[Collected data]
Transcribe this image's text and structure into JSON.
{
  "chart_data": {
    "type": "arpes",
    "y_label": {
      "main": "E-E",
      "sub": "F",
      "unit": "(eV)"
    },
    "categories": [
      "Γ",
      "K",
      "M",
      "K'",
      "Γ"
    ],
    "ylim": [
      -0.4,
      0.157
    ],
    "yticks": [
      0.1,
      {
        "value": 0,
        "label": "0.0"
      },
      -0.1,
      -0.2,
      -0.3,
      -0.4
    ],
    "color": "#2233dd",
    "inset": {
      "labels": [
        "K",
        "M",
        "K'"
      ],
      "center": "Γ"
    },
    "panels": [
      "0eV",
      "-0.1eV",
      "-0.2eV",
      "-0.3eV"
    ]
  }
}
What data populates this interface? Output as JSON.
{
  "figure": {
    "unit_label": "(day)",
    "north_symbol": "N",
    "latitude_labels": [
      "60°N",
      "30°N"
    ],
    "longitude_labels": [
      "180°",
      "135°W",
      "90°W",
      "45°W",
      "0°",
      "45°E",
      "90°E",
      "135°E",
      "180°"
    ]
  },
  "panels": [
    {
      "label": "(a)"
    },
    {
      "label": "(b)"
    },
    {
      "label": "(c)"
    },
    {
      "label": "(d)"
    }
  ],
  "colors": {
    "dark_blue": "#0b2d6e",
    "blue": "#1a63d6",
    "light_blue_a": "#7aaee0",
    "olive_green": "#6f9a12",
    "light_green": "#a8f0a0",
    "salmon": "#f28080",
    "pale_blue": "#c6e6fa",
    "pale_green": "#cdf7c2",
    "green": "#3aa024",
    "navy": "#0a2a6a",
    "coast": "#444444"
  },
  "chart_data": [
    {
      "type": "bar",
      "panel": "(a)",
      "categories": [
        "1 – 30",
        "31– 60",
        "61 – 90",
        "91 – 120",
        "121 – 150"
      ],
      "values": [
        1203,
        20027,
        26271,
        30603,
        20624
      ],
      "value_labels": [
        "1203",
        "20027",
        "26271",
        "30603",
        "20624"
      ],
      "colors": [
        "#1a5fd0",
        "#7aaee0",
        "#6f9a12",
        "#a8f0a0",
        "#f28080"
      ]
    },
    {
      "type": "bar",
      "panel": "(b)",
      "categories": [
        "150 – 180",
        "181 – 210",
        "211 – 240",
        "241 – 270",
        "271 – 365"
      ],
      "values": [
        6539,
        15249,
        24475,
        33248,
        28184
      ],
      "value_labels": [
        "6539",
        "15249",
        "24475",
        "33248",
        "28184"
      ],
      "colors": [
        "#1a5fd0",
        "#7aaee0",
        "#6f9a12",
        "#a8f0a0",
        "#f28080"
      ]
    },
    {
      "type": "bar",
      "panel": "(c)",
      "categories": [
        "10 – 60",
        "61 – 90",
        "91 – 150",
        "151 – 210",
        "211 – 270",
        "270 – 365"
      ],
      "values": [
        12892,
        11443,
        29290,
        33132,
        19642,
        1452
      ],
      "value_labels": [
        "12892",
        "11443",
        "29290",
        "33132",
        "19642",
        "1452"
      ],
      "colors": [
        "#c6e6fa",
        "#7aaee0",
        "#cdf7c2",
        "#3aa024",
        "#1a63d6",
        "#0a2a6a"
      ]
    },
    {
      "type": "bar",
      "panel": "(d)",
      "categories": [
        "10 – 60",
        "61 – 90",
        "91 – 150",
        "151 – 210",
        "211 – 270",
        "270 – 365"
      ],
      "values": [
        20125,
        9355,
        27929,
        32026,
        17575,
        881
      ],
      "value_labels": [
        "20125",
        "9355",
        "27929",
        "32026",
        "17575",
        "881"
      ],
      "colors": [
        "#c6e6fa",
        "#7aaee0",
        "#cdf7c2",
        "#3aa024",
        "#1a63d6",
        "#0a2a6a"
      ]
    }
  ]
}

### WRITTEN REQUEST:
Read the entries and pick out all lines that include the word "this".

### EXERCISE RESPONSE:
Transcribe this image's text and structure into JSON.
What data populates this interface? Output as JSON.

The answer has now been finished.